[Dataset items]
┄┄┄┄┄┄┄┄┄┄┄┄┄┄┄┄┄┄┄┄

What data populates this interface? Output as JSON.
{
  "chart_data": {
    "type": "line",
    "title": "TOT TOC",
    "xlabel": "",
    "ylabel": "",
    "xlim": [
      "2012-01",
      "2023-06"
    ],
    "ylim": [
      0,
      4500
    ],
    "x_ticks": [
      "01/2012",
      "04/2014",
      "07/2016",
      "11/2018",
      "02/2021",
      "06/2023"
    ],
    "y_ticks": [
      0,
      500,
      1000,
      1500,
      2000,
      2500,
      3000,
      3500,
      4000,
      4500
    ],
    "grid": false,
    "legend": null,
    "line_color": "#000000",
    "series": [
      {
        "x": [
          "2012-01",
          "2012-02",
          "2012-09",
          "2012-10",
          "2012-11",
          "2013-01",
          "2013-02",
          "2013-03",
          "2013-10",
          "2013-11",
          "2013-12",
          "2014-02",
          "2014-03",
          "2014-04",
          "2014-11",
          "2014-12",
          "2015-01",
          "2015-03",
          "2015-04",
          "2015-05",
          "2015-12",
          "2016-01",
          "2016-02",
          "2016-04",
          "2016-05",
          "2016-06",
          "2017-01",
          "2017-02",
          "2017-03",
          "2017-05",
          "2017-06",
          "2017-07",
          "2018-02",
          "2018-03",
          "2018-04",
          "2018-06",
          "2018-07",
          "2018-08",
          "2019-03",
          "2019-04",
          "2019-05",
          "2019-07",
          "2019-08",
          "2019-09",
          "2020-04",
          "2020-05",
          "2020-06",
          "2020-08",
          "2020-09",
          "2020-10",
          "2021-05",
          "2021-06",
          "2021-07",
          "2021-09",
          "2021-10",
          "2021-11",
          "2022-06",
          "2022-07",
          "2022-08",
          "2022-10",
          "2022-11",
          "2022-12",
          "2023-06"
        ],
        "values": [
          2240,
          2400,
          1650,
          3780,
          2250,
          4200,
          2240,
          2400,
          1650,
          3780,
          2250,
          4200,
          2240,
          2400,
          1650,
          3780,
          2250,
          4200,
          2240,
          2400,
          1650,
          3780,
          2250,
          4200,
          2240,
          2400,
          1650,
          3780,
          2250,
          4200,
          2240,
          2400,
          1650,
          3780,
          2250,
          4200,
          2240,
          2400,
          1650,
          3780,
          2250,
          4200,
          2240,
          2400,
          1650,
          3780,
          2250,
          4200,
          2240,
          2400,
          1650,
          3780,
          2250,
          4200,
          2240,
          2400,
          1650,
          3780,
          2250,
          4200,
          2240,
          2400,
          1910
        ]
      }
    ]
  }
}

┄┄┄┄┄┄┄┄┄┄┄┄┄┄┄┄┄┄┄┄

**The request**.
Every line of the material must be returned exactly as it appears.

**Response to this exercise**.
What data populates this interface? Output as JSON.
{
  "chart_data": {
    "type": "line",
    "title": "TOT TOC",
    "xlabel": "",
    "ylabel": "",
    "xlim": [
      "2012-01",
      "2023-06"
    ],
    "ylim": [
      0,
      4500
    ],
    "x_ticks": [
      "01/2012",
      "04/2014",
      "07/2016",
      "11/2018",
      "02/2021",
      "06/2023"
    ],
    "y_ticks": [
      0,
      500,
      1000,
      1500,
      2000,
      2500,
      3000,
      3500,
      4000,
      4500
    ],
    "grid": false,
    "legend": null,
    "line_color": "#000000",
    "series": [
      {
        "x": [
          "2012-01",
          "2012-02",
          "2012-09",
          "2012-10",
          "2012-11",
          "2013-01",
          "2013-02",
          "2013-03",
          "2013-10",
          "2013-11",
          "2013-12",
          "2014-02",
          "2014-03",
          "2014-04",
          "2014-11",
          "2014-12",
          "2015-01",
          "2015-03",
          "2015-04",
          "2015-05",
          "2015-12",
          "2016-01",
          "2016-02",
          "2016-04",
          "2016-05",
          "2016-06",
          "2017-01",
          "2017-02",
          "2017-03",
          "2017-05",
          "2017-06",
          "2017-07",
          "2018-02",
          "2018-03",
          "2018-04",
          "2018-06",
          "2018-07",
          "2018-08",
          "2019-03",
          "2019-04",
          "2019-05",
          "2019-07",
          "2019-08",
          "2019-09",
          "2020-04",
          "2020-05",
          "2020-06",
          "2020-08",
          "2020-09",
          "2020-10",
          "2021-05",
          "2021-06",
          "2021-07",
          "2021-09",
          "2021-10",
          "2021-11",
          "2022-06",
          "2022-07",
          "2022-08",
          "2022-10",
          "2022-11",
          "2022-12",
          "2023-06"
        ],
        "values": [
          2240,
          2400,
          1650,
          3780,
          2250,
          4200,
          2240,
          2400,
          1650,
          3780,
          2250,
          4200,
          2240,
          2400,
          1650,
          3780,
          2250,
          4200,
          2240,
          2400,
          1650,
          3780,
          2250,
          4200,
          2240,
          2400,
          1650,
          3780,
          2250,
          4200,
          2240,
          2400,
          1650,
          3780,
          2250,
          4200,
          2240,
          2400,
          1650,
          3780,
          2250,
          4200,
          2240,
          2400,
          1650,
          3780,
          2250,
          4200,
          2240,
          2400,
          1650,
          3780,
          2250,
          4200,
          2240,
          2400,
          1650,
          3780,
          2250,
          4200,
          2240,
          2400,
          1910
        ]
      }
    ]
  }
}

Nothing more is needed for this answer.